- [GIVEN TASK]:
Copy every line from the material below that holds "Insured".

* Start *

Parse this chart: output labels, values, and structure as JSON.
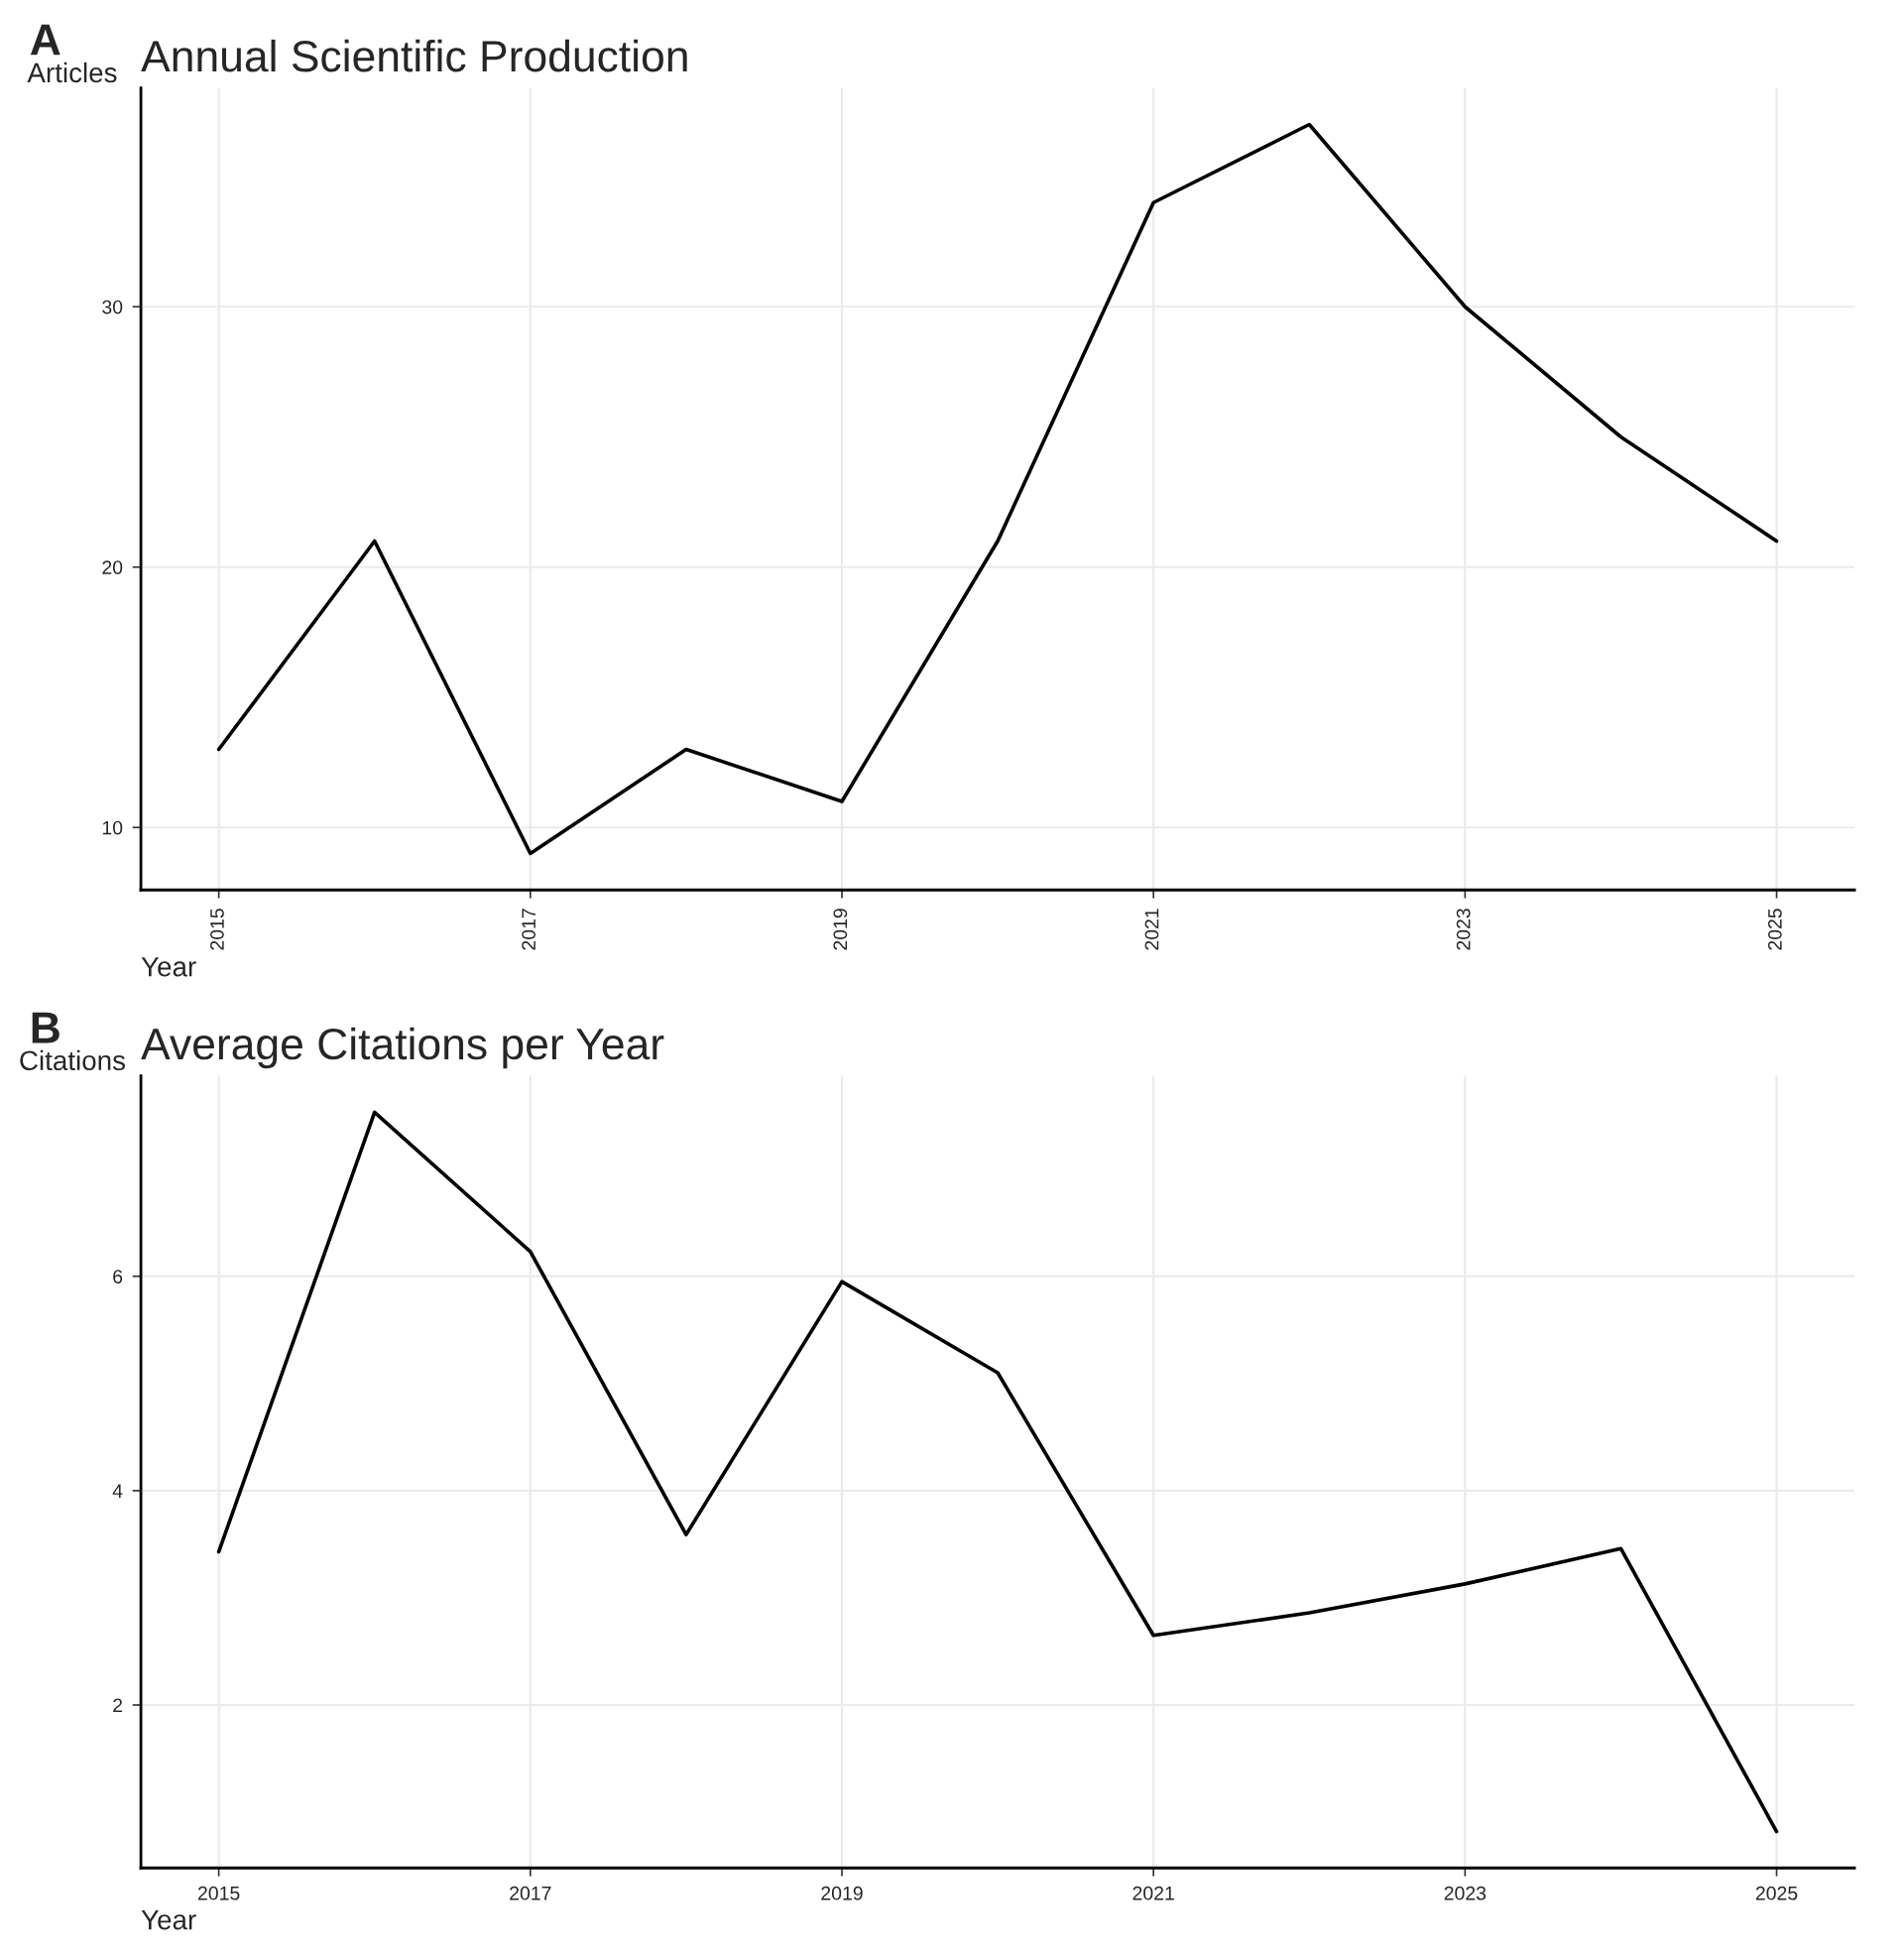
{
  "chart_data": [
    {
      "type": "line",
      "title": "Annual Scientific Production",
      "xlabel": "Year",
      "ylabel": "Articles",
      "annotations": [
        "A"
      ],
      "x": [
        2015,
        2016,
        2017,
        2018,
        2019,
        2020,
        2021,
        2022,
        2023,
        2024,
        2025
      ],
      "series": [
        {
          "color": "#000000",
          "values": [
            13,
            21,
            9,
            13,
            11,
            21,
            34,
            37,
            30,
            25,
            21
          ]
        }
      ],
      "xlim": [
        2014.5,
        2025.5
      ],
      "xticks": [
        2015,
        2017,
        2019,
        2021,
        2023,
        2025
      ],
      "ylim": [
        7.6,
        38.4
      ],
      "yticks": [
        10,
        20,
        30
      ],
      "grid": true,
      "marker": "none",
      "line_style": "solid"
    },
    {
      "type": "line",
      "title": "Average Citations per Year",
      "xlabel": "Year",
      "ylabel": "Citations",
      "annotations": [
        "B"
      ],
      "x": [
        2015,
        2016,
        2017,
        2018,
        2019,
        2020,
        2021,
        2022,
        2023,
        2024,
        2025
      ],
      "series": [
        {
          "color": "#000000",
          "values": [
            3.43,
            7.53,
            6.23,
            3.59,
            5.95,
            5.1,
            2.65,
            2.86,
            3.13,
            3.46,
            0.82
          ]
        }
      ],
      "xlim": [
        2014.5,
        2025.5
      ],
      "xticks": [
        2015,
        2017,
        2019,
        2021,
        2023,
        2025
      ],
      "ylim": [
        0.48,
        7.87
      ],
      "yticks": [
        2,
        4,
        6
      ],
      "grid": true,
      "marker": "none",
      "line_style": "solid"
    }
  ]
}
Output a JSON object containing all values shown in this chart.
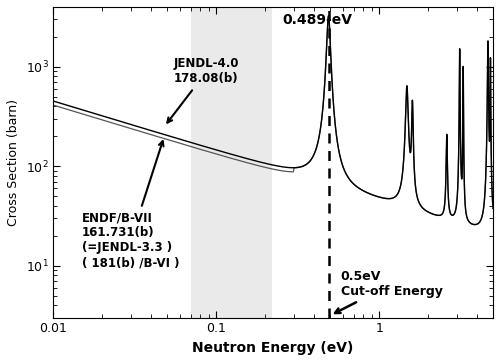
{
  "xlabel": "Neutron Energy (eV)",
  "ylabel": "Cross Section (barn)",
  "xlim": [
    0.01,
    5.0
  ],
  "ylim": [
    3.0,
    4000.0
  ],
  "shaded_region": [
    0.07,
    0.22
  ],
  "shaded_color": "#cccccc",
  "cutoff_energy": 0.5,
  "peak_energy": 0.489,
  "annotation_jendl": "JENDL-4.0\n178.08(b)",
  "annotation_endf": "ENDF/B-VII\n161.731(b)\n(=JENDL-3.3 )\n( 181(b) /B-VI )",
  "annotation_cutoff": "0.5eV\nCut-off Energy",
  "annotation_peak_label": "0.489-eV",
  "line_color_jendl": "#000000",
  "line_color_endf": "#555555"
}
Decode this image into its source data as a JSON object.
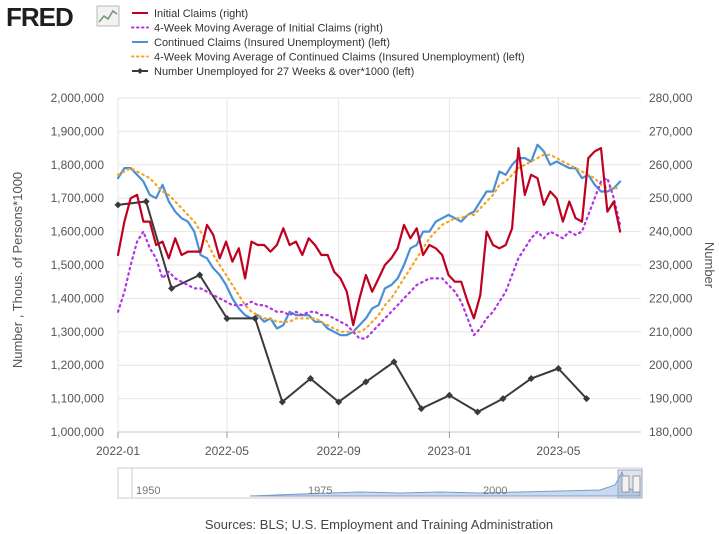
{
  "logo": {
    "text": "FRED"
  },
  "colors": {
    "initial_claims": "#c00020",
    "ma4_initial": "#b033e6",
    "continued": "#4a90d9",
    "ma4_continued": "#f5a623",
    "unemployed27": "#3a3a3a",
    "grid": "#e6e6e6"
  },
  "source_text": "Sources: BLS; U.S. Employment and Training Administration",
  "navigator": {
    "labels": [
      "1950",
      "1975",
      "2000"
    ]
  },
  "chart_data": {
    "type": "line",
    "x_type": "date",
    "xlim": [
      "2022-01-01",
      "2023-07-31"
    ],
    "x_ticks": [
      "2022-01",
      "2022-05",
      "2022-09",
      "2023-01",
      "2023-05"
    ],
    "ylabel_left": "Number , Thous. of Persons*1000",
    "ylabel_right": "Number",
    "ylim_left": [
      1000000,
      2000000
    ],
    "ylim_right": [
      180000,
      280000
    ],
    "y_ticks_left": [
      "1,000,000",
      "1,100,000",
      "1,200,000",
      "1,300,000",
      "1,400,000",
      "1,500,000",
      "1,600,000",
      "1,700,000",
      "1,800,000",
      "1,900,000",
      "2,000,000"
    ],
    "y_ticks_right": [
      "180,000",
      "190,000",
      "200,000",
      "210,000",
      "220,000",
      "230,000",
      "240,000",
      "250,000",
      "260,000",
      "270,000",
      "280,000"
    ],
    "grid": true,
    "legend_position": "top",
    "series": [
      {
        "name": "Initial Claims (right)",
        "axis": "right",
        "style": "solid",
        "x": [
          "2022-01-01",
          "2022-01-08",
          "2022-01-15",
          "2022-01-22",
          "2022-01-29",
          "2022-02-05",
          "2022-02-12",
          "2022-02-19",
          "2022-02-26",
          "2022-03-05",
          "2022-03-12",
          "2022-03-19",
          "2022-03-26",
          "2022-04-02",
          "2022-04-09",
          "2022-04-16",
          "2022-04-23",
          "2022-04-30",
          "2022-05-07",
          "2022-05-14",
          "2022-05-21",
          "2022-05-28",
          "2022-06-04",
          "2022-06-11",
          "2022-06-18",
          "2022-06-25",
          "2022-07-02",
          "2022-07-09",
          "2022-07-16",
          "2022-07-23",
          "2022-07-30",
          "2022-08-06",
          "2022-08-13",
          "2022-08-20",
          "2022-08-27",
          "2022-09-03",
          "2022-09-10",
          "2022-09-17",
          "2022-09-24",
          "2022-10-01",
          "2022-10-08",
          "2022-10-15",
          "2022-10-22",
          "2022-10-29",
          "2022-11-05",
          "2022-11-12",
          "2022-11-19",
          "2022-11-26",
          "2022-12-03",
          "2022-12-10",
          "2022-12-17",
          "2022-12-24",
          "2022-12-31",
          "2023-01-07",
          "2023-01-14",
          "2023-01-21",
          "2023-01-28",
          "2023-02-04",
          "2023-02-11",
          "2023-02-18",
          "2023-02-25",
          "2023-03-04",
          "2023-03-11",
          "2023-03-18",
          "2023-03-25",
          "2023-04-01",
          "2023-04-08",
          "2023-04-15",
          "2023-04-22",
          "2023-04-29",
          "2023-05-06",
          "2023-05-13",
          "2023-05-20",
          "2023-05-27",
          "2023-06-03",
          "2023-06-10",
          "2023-06-17",
          "2023-06-24",
          "2023-07-01",
          "2023-07-08"
        ],
        "values": [
          233000,
          243000,
          250000,
          251000,
          243000,
          243000,
          236000,
          237000,
          232000,
          238000,
          233000,
          234000,
          234000,
          234000,
          242000,
          239000,
          232000,
          237000,
          231000,
          235000,
          226000,
          237000,
          236000,
          236000,
          234000,
          236000,
          241000,
          236000,
          237000,
          233000,
          238000,
          236000,
          233000,
          233000,
          228000,
          226000,
          222000,
          212000,
          220000,
          227000,
          222000,
          226000,
          230000,
          232000,
          235000,
          242000,
          238000,
          241000,
          233000,
          236000,
          235000,
          233000,
          227000,
          225000,
          225000,
          219000,
          214000,
          221000,
          240000,
          236000,
          235000,
          236000,
          241000,
          265000,
          251000,
          257000,
          256000,
          248000,
          252000,
          250000,
          243000,
          249000,
          244000,
          243000,
          262000,
          264000,
          265000,
          246000,
          249000,
          240000
        ]
      },
      {
        "name": "4-Week Moving Average of Initial Claims (right)",
        "axis": "right",
        "style": "dotted",
        "x": [
          "2022-01-01",
          "2022-01-08",
          "2022-01-15",
          "2022-01-22",
          "2022-01-29",
          "2022-02-05",
          "2022-02-12",
          "2022-02-19",
          "2022-02-26",
          "2022-03-05",
          "2022-03-12",
          "2022-03-19",
          "2022-03-26",
          "2022-04-02",
          "2022-04-09",
          "2022-04-16",
          "2022-04-23",
          "2022-04-30",
          "2022-05-07",
          "2022-05-14",
          "2022-05-21",
          "2022-05-28",
          "2022-06-04",
          "2022-06-11",
          "2022-06-18",
          "2022-06-25",
          "2022-07-02",
          "2022-07-09",
          "2022-07-16",
          "2022-07-23",
          "2022-07-30",
          "2022-08-06",
          "2022-08-13",
          "2022-08-20",
          "2022-08-27",
          "2022-09-03",
          "2022-09-10",
          "2022-09-17",
          "2022-09-24",
          "2022-10-01",
          "2022-10-08",
          "2022-10-15",
          "2022-10-22",
          "2022-10-29",
          "2022-11-05",
          "2022-11-12",
          "2022-11-19",
          "2022-11-26",
          "2022-12-03",
          "2022-12-10",
          "2022-12-17",
          "2022-12-24",
          "2022-12-31",
          "2023-01-07",
          "2023-01-14",
          "2023-01-21",
          "2023-01-28",
          "2023-02-04",
          "2023-02-11",
          "2023-02-18",
          "2023-02-25",
          "2023-03-04",
          "2023-03-11",
          "2023-03-18",
          "2023-03-25",
          "2023-04-01",
          "2023-04-08",
          "2023-04-15",
          "2023-04-22",
          "2023-04-29",
          "2023-05-06",
          "2023-05-13",
          "2023-05-20",
          "2023-05-27",
          "2023-06-03",
          "2023-06-10",
          "2023-06-17",
          "2023-06-24",
          "2023-07-01",
          "2023-07-08"
        ],
        "values": [
          216000,
          222000,
          230000,
          237000,
          240000,
          235000,
          232000,
          226000,
          228000,
          226000,
          225000,
          224000,
          223000,
          223000,
          222000,
          221000,
          220000,
          219000,
          218000,
          218000,
          218000,
          219000,
          218000,
          218000,
          217000,
          216000,
          216000,
          215000,
          216000,
          215000,
          216000,
          216000,
          215000,
          215000,
          214000,
          213000,
          212000,
          210000,
          208000,
          208000,
          210000,
          212000,
          214000,
          216000,
          218000,
          220000,
          222000,
          224000,
          225000,
          226000,
          226000,
          226000,
          224000,
          222000,
          219000,
          214000,
          209000,
          211000,
          214000,
          216000,
          219000,
          222000,
          227000,
          232000,
          235000,
          238000,
          240000,
          238000,
          240000,
          239000,
          238000,
          240000,
          239000,
          240000,
          245000,
          250000,
          255000,
          256000,
          250000,
          242000
        ]
      },
      {
        "name": "Continued Claims (Insured Unemployment) (left)",
        "axis": "left",
        "style": "solid",
        "x": [
          "2022-01-01",
          "2022-01-08",
          "2022-01-15",
          "2022-01-22",
          "2022-01-29",
          "2022-02-05",
          "2022-02-12",
          "2022-02-19",
          "2022-02-26",
          "2022-03-05",
          "2022-03-12",
          "2022-03-19",
          "2022-03-26",
          "2022-04-02",
          "2022-04-09",
          "2022-04-16",
          "2022-04-23",
          "2022-04-30",
          "2022-05-07",
          "2022-05-14",
          "2022-05-21",
          "2022-05-28",
          "2022-06-04",
          "2022-06-11",
          "2022-06-18",
          "2022-06-25",
          "2022-07-02",
          "2022-07-09",
          "2022-07-16",
          "2022-07-23",
          "2022-07-30",
          "2022-08-06",
          "2022-08-13",
          "2022-08-20",
          "2022-08-27",
          "2022-09-03",
          "2022-09-10",
          "2022-09-17",
          "2022-09-24",
          "2022-10-01",
          "2022-10-08",
          "2022-10-15",
          "2022-10-22",
          "2022-10-29",
          "2022-11-05",
          "2022-11-12",
          "2022-11-19",
          "2022-11-26",
          "2022-12-03",
          "2022-12-10",
          "2022-12-17",
          "2022-12-24",
          "2022-12-31",
          "2023-01-07",
          "2023-01-14",
          "2023-01-21",
          "2023-01-28",
          "2023-02-04",
          "2023-02-11",
          "2023-02-18",
          "2023-02-25",
          "2023-03-04",
          "2023-03-11",
          "2023-03-18",
          "2023-03-25",
          "2023-04-01",
          "2023-04-08",
          "2023-04-15",
          "2023-04-22",
          "2023-04-29",
          "2023-05-06",
          "2023-05-13",
          "2023-05-20",
          "2023-05-27",
          "2023-06-03",
          "2023-06-10",
          "2023-06-17",
          "2023-06-24",
          "2023-07-01",
          "2023-07-08"
        ],
        "values": [
          1760000,
          1790000,
          1790000,
          1770000,
          1750000,
          1710000,
          1700000,
          1740000,
          1690000,
          1660000,
          1640000,
          1630000,
          1600000,
          1530000,
          1520000,
          1490000,
          1470000,
          1440000,
          1400000,
          1370000,
          1350000,
          1340000,
          1350000,
          1330000,
          1340000,
          1310000,
          1320000,
          1360000,
          1350000,
          1350000,
          1350000,
          1330000,
          1330000,
          1310000,
          1300000,
          1290000,
          1290000,
          1300000,
          1320000,
          1340000,
          1370000,
          1380000,
          1430000,
          1440000,
          1460000,
          1500000,
          1550000,
          1560000,
          1600000,
          1600000,
          1630000,
          1640000,
          1650000,
          1640000,
          1630000,
          1650000,
          1660000,
          1690000,
          1720000,
          1720000,
          1780000,
          1770000,
          1800000,
          1820000,
          1820000,
          1810000,
          1860000,
          1840000,
          1800000,
          1810000,
          1800000,
          1790000,
          1790000,
          1760000,
          1770000,
          1740000,
          1720000,
          1720000,
          1730000,
          1750000
        ]
      },
      {
        "name": "4-Week Moving Average of Continued Claims (Insured Unemployment) (left)",
        "axis": "left",
        "style": "dotted",
        "x": [
          "2022-01-01",
          "2022-01-08",
          "2022-01-15",
          "2022-01-22",
          "2022-01-29",
          "2022-02-05",
          "2022-02-12",
          "2022-02-19",
          "2022-02-26",
          "2022-03-05",
          "2022-03-12",
          "2022-03-19",
          "2022-03-26",
          "2022-04-02",
          "2022-04-09",
          "2022-04-16",
          "2022-04-23",
          "2022-04-30",
          "2022-05-07",
          "2022-05-14",
          "2022-05-21",
          "2022-05-28",
          "2022-06-04",
          "2022-06-11",
          "2022-06-18",
          "2022-06-25",
          "2022-07-02",
          "2022-07-09",
          "2022-07-16",
          "2022-07-23",
          "2022-07-30",
          "2022-08-06",
          "2022-08-13",
          "2022-08-20",
          "2022-08-27",
          "2022-09-03",
          "2022-09-10",
          "2022-09-17",
          "2022-09-24",
          "2022-10-01",
          "2022-10-08",
          "2022-10-15",
          "2022-10-22",
          "2022-10-29",
          "2022-11-05",
          "2022-11-12",
          "2022-11-19",
          "2022-11-26",
          "2022-12-03",
          "2022-12-10",
          "2022-12-17",
          "2022-12-24",
          "2022-12-31",
          "2023-01-07",
          "2023-01-14",
          "2023-01-21",
          "2023-01-28",
          "2023-02-04",
          "2023-02-11",
          "2023-02-18",
          "2023-02-25",
          "2023-03-04",
          "2023-03-11",
          "2023-03-18",
          "2023-03-25",
          "2023-04-01",
          "2023-04-08",
          "2023-04-15",
          "2023-04-22",
          "2023-04-29",
          "2023-05-06",
          "2023-05-13",
          "2023-05-20",
          "2023-05-27",
          "2023-06-03",
          "2023-06-10",
          "2023-06-17",
          "2023-06-24",
          "2023-07-01",
          "2023-07-08"
        ],
        "values": [
          1770000,
          1780000,
          1790000,
          1780000,
          1770000,
          1760000,
          1740000,
          1720000,
          1710000,
          1690000,
          1670000,
          1650000,
          1630000,
          1600000,
          1570000,
          1530000,
          1500000,
          1470000,
          1440000,
          1410000,
          1380000,
          1360000,
          1350000,
          1340000,
          1340000,
          1330000,
          1330000,
          1330000,
          1340000,
          1340000,
          1340000,
          1340000,
          1330000,
          1320000,
          1310000,
          1300000,
          1300000,
          1300000,
          1300000,
          1310000,
          1330000,
          1350000,
          1380000,
          1400000,
          1430000,
          1460000,
          1490000,
          1520000,
          1550000,
          1580000,
          1600000,
          1620000,
          1630000,
          1640000,
          1640000,
          1650000,
          1650000,
          1670000,
          1690000,
          1710000,
          1740000,
          1750000,
          1770000,
          1790000,
          1800000,
          1810000,
          1820000,
          1830000,
          1830000,
          1820000,
          1810000,
          1800000,
          1790000,
          1780000,
          1770000,
          1760000,
          1740000,
          1730000,
          1730000,
          1730000
        ]
      },
      {
        "name": "Number Unemployed for 27 Weeks & over*1000 (left)",
        "axis": "left",
        "style": "solid-markers",
        "x": [
          "2022-01-01",
          "2022-02-01",
          "2022-03-01",
          "2022-04-01",
          "2022-05-01",
          "2022-06-01",
          "2022-07-01",
          "2022-08-01",
          "2022-09-01",
          "2022-10-01",
          "2022-11-01",
          "2022-12-01",
          "2023-01-01",
          "2023-02-01",
          "2023-03-01",
          "2023-04-01",
          "2023-05-01",
          "2023-06-01"
        ],
        "values": [
          1680000,
          1690000,
          1430000,
          1470000,
          1340000,
          1340000,
          1090000,
          1160000,
          1090000,
          1150000,
          1210000,
          1070000,
          1110000,
          1060000,
          1100000,
          1160000,
          1190000,
          1100000
        ]
      }
    ]
  }
}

* End *

- [ANSWER]:
        "name": "Continued Claims (Insured Unemployment) (left)",
        "name": "4-Week Moving Average of Continued Claims (Insured Unemployment) (left)",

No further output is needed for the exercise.